Aim of the exercise:
Filter the listing below, copying every line in which the word "材料及齿数" appears.
**** Dataset rows ****
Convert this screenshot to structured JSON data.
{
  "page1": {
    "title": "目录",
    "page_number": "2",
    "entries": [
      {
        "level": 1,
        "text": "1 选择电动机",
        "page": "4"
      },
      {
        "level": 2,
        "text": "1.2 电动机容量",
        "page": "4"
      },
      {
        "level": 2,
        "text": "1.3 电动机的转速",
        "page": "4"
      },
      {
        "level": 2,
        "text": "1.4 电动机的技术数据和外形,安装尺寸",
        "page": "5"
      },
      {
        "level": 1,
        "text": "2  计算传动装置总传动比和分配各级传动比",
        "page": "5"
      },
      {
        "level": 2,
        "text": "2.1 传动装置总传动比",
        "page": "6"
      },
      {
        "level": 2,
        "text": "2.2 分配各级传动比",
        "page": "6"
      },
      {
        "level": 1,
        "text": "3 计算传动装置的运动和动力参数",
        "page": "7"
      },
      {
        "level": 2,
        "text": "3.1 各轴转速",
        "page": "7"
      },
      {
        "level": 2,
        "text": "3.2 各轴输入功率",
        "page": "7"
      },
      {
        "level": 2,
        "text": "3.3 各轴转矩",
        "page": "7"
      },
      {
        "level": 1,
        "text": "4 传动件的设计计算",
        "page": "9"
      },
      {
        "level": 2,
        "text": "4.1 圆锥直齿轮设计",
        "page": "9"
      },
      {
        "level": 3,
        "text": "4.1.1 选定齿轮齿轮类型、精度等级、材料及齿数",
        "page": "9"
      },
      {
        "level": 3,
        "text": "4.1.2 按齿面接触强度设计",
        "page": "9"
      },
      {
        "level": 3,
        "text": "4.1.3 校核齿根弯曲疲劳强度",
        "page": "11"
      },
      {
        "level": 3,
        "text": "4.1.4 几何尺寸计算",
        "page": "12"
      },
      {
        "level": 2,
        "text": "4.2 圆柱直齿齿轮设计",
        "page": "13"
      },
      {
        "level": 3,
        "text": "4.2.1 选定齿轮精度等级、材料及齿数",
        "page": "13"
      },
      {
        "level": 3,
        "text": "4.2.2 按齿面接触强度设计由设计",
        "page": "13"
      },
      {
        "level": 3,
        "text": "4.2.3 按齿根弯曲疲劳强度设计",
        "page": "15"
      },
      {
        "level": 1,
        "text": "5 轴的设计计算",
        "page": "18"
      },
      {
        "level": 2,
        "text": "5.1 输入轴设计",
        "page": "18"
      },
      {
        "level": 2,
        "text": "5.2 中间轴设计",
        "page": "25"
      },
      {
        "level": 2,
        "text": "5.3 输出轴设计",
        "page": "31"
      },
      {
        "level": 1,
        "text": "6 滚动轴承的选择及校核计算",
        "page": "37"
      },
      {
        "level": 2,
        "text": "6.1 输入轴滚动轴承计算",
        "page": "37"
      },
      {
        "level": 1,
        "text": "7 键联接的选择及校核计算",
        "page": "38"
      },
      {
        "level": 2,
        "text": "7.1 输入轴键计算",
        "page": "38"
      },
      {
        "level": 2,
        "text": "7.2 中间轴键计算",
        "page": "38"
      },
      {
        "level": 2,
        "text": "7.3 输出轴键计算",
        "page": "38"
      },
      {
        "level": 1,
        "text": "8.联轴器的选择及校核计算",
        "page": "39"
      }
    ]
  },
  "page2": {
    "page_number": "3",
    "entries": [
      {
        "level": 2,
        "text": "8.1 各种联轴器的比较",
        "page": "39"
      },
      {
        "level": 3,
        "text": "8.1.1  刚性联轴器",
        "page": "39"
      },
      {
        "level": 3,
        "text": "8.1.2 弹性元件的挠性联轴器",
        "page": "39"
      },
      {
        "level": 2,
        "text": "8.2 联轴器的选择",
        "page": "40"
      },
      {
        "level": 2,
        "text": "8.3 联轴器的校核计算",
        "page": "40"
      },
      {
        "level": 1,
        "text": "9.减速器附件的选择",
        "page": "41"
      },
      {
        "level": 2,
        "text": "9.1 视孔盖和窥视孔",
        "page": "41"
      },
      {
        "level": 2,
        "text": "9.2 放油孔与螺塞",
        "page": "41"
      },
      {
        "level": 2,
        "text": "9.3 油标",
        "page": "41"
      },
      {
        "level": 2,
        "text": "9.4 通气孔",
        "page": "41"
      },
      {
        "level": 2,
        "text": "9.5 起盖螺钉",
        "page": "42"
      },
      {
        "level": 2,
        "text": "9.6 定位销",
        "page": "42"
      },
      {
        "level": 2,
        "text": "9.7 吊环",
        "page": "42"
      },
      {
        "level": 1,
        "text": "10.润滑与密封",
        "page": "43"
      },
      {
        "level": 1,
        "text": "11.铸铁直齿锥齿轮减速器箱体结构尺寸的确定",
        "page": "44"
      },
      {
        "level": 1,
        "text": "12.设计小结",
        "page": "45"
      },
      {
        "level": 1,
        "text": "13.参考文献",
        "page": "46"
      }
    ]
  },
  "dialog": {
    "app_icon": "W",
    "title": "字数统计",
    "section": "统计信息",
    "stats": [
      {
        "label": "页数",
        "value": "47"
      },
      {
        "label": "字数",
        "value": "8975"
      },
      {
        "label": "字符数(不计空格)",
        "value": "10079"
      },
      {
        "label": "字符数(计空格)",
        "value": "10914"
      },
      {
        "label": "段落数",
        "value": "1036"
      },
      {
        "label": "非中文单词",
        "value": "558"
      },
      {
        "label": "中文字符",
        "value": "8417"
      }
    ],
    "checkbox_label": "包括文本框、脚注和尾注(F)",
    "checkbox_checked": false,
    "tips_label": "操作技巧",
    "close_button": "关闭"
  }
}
****
The completed task:
        "text": "4.1.1 选定齿轮齿轮类型、精度等级、材料及齿数",
        "text": "4.2.1 选定齿轮精度等级、材料及齿数",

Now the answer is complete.